## Exercise details
Using the data below, copy each line that includes the word "manager".

## Input for this task

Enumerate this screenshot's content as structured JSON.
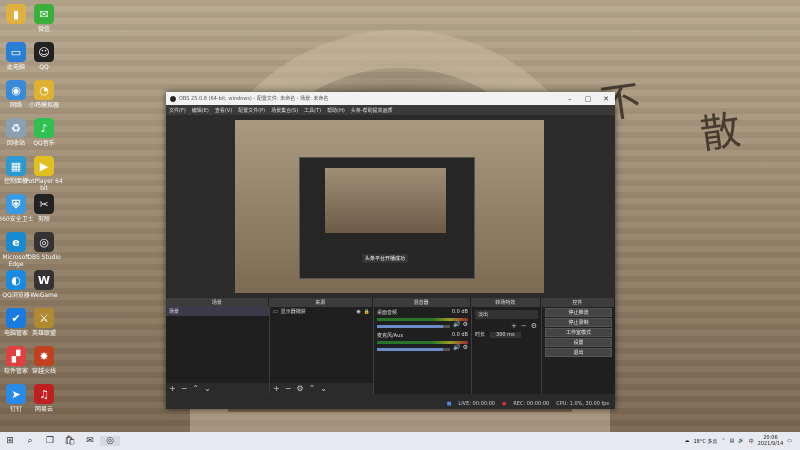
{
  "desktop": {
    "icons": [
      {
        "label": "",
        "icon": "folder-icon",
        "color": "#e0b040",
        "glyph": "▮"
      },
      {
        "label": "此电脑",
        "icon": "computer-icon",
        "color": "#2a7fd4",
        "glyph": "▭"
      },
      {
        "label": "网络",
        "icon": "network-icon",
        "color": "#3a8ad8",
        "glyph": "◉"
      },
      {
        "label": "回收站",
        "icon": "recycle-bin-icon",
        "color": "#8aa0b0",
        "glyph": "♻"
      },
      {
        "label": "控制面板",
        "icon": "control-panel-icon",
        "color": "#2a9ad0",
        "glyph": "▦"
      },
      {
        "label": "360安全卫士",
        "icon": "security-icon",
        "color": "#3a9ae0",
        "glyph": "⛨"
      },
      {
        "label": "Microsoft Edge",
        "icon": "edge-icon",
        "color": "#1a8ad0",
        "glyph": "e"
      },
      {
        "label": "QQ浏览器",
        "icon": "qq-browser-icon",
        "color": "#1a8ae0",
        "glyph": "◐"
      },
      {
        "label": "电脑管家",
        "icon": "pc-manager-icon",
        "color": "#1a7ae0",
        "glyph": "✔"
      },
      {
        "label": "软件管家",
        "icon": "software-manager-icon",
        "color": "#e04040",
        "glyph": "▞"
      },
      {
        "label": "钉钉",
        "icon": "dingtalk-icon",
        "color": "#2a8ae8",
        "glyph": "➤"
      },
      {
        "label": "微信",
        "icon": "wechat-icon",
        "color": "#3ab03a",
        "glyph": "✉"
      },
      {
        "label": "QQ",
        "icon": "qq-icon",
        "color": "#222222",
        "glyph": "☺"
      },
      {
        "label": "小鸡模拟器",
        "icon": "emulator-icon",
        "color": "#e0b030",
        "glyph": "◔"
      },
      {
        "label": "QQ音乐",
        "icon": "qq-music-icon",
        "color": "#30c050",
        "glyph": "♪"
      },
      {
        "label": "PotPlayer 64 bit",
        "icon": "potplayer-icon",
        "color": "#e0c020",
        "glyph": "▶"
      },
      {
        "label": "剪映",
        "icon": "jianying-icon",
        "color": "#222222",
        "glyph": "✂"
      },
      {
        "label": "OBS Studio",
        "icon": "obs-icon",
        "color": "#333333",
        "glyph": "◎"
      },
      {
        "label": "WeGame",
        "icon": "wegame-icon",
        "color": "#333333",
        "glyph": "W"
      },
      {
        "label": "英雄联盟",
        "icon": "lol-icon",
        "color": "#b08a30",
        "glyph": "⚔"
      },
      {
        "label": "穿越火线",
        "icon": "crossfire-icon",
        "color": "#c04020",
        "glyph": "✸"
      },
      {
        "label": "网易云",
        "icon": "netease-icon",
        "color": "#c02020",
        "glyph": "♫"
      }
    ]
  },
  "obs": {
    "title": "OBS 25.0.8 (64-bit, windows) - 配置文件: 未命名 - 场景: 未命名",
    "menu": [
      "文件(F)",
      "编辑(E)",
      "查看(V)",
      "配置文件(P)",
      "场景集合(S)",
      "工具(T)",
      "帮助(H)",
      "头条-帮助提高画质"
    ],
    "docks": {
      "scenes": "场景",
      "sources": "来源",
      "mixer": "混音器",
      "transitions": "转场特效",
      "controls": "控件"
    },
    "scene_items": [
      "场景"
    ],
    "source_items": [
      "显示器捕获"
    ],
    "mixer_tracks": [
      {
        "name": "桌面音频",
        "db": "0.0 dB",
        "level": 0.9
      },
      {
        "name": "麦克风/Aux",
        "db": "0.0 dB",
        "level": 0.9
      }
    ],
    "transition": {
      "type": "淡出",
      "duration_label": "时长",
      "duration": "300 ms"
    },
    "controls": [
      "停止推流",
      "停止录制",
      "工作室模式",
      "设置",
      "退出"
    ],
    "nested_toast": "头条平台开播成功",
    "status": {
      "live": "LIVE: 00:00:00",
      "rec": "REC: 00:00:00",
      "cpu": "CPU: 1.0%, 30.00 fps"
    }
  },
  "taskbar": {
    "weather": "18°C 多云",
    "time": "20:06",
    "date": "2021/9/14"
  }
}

## Output below
        "icon": "pc-manager-icon",
        "icon": "software-manager-icon",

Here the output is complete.